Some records
■ ■ ■ ■

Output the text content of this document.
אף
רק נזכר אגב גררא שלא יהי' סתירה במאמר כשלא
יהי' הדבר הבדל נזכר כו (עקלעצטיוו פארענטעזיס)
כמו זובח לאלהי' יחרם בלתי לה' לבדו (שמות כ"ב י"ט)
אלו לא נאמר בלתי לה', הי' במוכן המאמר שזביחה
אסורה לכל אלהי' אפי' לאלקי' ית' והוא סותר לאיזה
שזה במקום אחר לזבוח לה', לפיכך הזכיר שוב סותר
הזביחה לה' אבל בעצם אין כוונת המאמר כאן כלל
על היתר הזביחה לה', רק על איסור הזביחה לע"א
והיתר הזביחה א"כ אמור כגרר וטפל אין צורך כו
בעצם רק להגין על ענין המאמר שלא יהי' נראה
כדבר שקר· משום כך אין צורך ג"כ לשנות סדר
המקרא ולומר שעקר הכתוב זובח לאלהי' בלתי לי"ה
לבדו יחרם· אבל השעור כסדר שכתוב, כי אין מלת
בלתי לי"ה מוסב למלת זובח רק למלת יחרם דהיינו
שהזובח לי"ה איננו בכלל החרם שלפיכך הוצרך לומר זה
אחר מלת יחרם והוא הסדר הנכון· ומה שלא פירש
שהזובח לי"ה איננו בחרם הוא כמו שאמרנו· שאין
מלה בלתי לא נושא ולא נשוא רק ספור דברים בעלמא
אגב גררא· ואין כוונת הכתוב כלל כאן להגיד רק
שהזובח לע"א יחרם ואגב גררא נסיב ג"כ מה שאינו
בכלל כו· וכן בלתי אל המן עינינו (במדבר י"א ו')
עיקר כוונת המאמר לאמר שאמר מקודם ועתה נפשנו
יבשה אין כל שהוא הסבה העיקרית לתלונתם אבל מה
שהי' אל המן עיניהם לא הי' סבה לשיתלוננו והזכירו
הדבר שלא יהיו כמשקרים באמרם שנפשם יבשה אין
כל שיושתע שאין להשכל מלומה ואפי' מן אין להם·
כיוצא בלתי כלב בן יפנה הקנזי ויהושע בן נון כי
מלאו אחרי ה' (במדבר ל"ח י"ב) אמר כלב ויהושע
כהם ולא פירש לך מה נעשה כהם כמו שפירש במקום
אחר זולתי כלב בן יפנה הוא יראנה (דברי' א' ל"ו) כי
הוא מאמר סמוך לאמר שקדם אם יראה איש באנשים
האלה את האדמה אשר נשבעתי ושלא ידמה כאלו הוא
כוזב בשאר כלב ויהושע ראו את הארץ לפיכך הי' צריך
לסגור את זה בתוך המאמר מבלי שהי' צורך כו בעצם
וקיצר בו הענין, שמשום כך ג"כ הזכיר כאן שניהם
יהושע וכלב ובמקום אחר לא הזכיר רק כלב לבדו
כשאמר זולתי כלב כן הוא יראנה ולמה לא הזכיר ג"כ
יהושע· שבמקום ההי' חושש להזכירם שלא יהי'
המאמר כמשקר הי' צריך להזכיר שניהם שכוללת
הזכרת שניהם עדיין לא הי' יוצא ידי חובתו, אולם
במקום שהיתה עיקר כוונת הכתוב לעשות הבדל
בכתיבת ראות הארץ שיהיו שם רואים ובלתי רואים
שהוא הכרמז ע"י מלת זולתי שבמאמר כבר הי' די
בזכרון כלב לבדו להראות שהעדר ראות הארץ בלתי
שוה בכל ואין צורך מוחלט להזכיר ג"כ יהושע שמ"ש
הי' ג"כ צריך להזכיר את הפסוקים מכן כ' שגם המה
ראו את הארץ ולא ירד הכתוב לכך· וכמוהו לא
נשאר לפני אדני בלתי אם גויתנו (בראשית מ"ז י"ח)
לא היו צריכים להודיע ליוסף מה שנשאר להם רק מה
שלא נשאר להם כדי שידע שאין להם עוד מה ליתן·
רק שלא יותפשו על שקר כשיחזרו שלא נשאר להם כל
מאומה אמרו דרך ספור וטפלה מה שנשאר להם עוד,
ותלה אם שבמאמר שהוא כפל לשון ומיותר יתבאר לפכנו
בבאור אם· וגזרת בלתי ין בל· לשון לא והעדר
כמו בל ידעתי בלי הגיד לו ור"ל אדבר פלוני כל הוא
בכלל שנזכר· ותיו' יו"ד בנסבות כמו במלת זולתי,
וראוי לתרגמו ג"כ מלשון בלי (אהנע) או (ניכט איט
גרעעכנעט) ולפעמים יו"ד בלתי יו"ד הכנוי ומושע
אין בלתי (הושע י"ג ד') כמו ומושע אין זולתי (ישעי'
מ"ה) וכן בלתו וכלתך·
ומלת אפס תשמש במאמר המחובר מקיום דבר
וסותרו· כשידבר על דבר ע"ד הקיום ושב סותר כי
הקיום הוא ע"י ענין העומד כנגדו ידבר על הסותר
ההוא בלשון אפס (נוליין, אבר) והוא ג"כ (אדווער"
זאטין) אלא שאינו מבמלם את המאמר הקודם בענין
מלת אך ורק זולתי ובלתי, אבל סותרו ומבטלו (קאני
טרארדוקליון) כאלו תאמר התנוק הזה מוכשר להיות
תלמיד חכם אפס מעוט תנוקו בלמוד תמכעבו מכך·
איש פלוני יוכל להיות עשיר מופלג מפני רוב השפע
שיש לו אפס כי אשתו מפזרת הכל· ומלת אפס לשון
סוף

■ ■ ■ ■

State the number of lines in the records that contain the string "הבדל", and nothing more.

- **Exercise response**: 2